* _Short exercise_: Transcribe the data in full and exactly, omitting any pictures.

[Records excerpted from a collection]
----

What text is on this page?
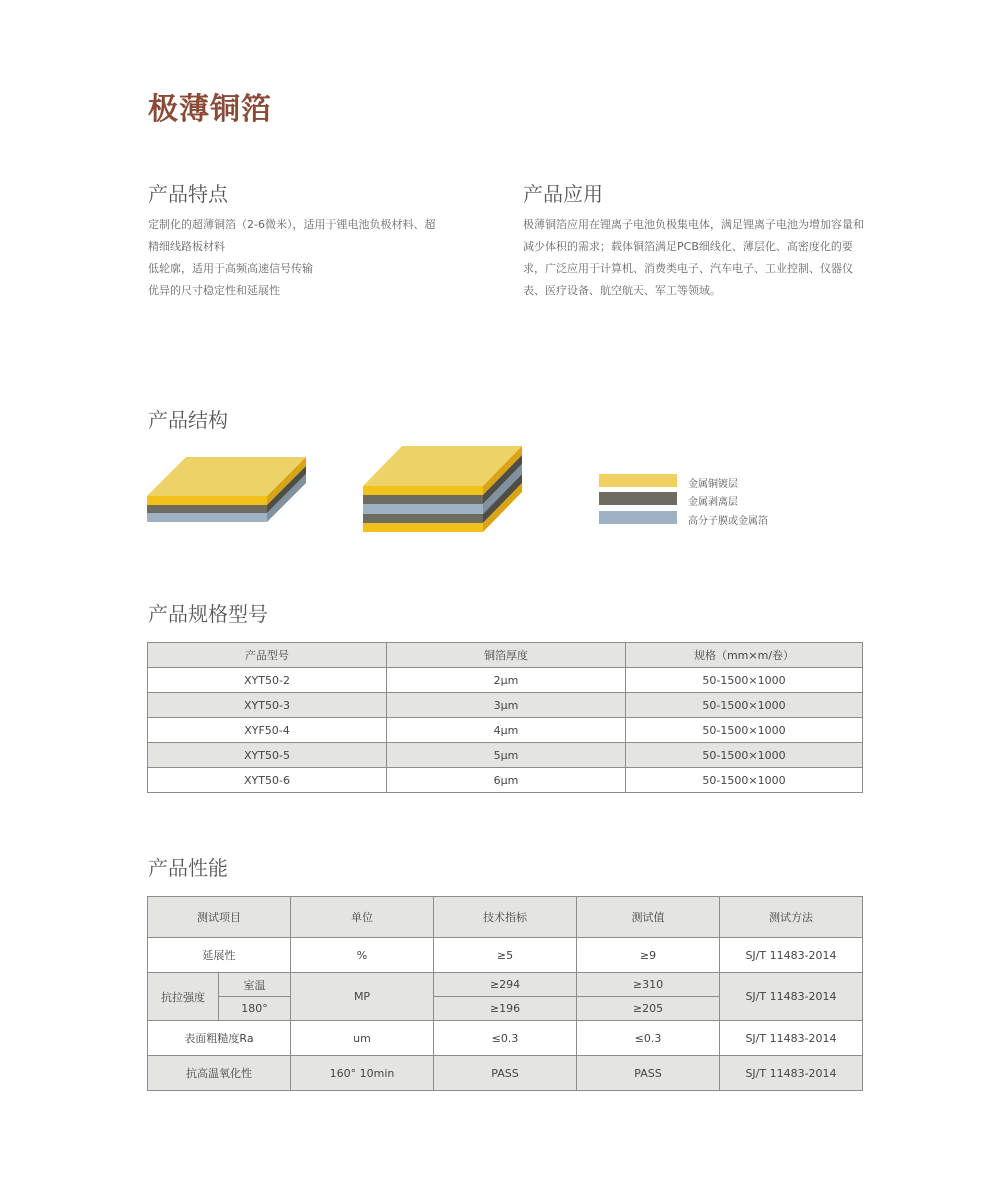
极薄铜箔
产品特点

定制化的超薄铜箔（2-6微米），适用于锂电池负极材料、超

精细线路板材料

低轮廓，适用于高频高速信号传输

优异的尺寸稳定性和延展性

产品应用
极薄铜箔应用在锂离子电池负极集电体，满足锂离子电池为增加容量和减少体积的需求；载体铜箔满足PCB细线化、薄层化、高密度化的要求，广泛应用于计算机、消费类电子、汽车电子、工业控制、仪器仪表、医疗设备、航空航天、军工等领域。
产品结构
金属铜镀层
金属剥离层
高分子膜或金属箔
产品规格型号
产品型号	铜箔厚度	规格（mm×m/卷）
XYT50-2	2μm	50-1500×1000
XYT50-3	3μm	50-1500×1000
XYF50-4	4μm	50-1500×1000
XYT50-5	5μm	50-1500×1000
XYT50-6	6μm	50-1500×1000
产品性能
测试项目		单位	技术指标	测试值	测试方法
延展性		%	≥5	≥9	SJ/T 11483-2014
抗拉强度	室温	MP	≥294	≥310	SJ/T 11483-2014
	180°		≥196	≥205	
表面粗糙度Ra		um	≤0.3	≤0.3	SJ/T 11483-2014
抗高温氧化性		160° 10min	PASS	PASS	SJ/T 11483-2014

----

* _Exercise solution_:
What text is on this page?
极薄铜箔
产品特点

定制化的超薄铜箔（2-6微米），适用于锂电池负极材料、超

精细线路板材料

低轮廓，适用于高频高速信号传输

优异的尺寸稳定性和延展性

产品应用
极薄铜箔应用在锂离子电池负极集电体，满足锂离子电池为增加容量和减少体积的需求；载体铜箔满足PCB细线化、薄层化、高密度化的要求，广泛应用于计算机、消费类电子、汽车电子、工业控制、仪器仪表、医疗设备、航空航天、军工等领域。
产品结构
金属铜镀层
金属剥离层
高分子膜或金属箔
产品规格型号
产品型号	铜箔厚度	规格（mm×m/卷）
XYT50-2	2μm	50-1500×1000
XYT50-3	3μm	50-1500×1000
XYF50-4	4μm	50-1500×1000
XYT50-5	5μm	50-1500×1000
XYT50-6	6μm	50-1500×1000
产品性能
测试项目		单位	技术指标	测试值	测试方法
延展性		%	≥5	≥9	SJ/T 11483-2014
抗拉强度	室温	MP	≥294	≥310	SJ/T 11483-2014
	180°		≥196	≥205	
表面粗糙度Ra		um	≤0.3	≤0.3	SJ/T 11483-2014
抗高温氧化性		160° 10min	PASS	PASS	SJ/T 11483-2014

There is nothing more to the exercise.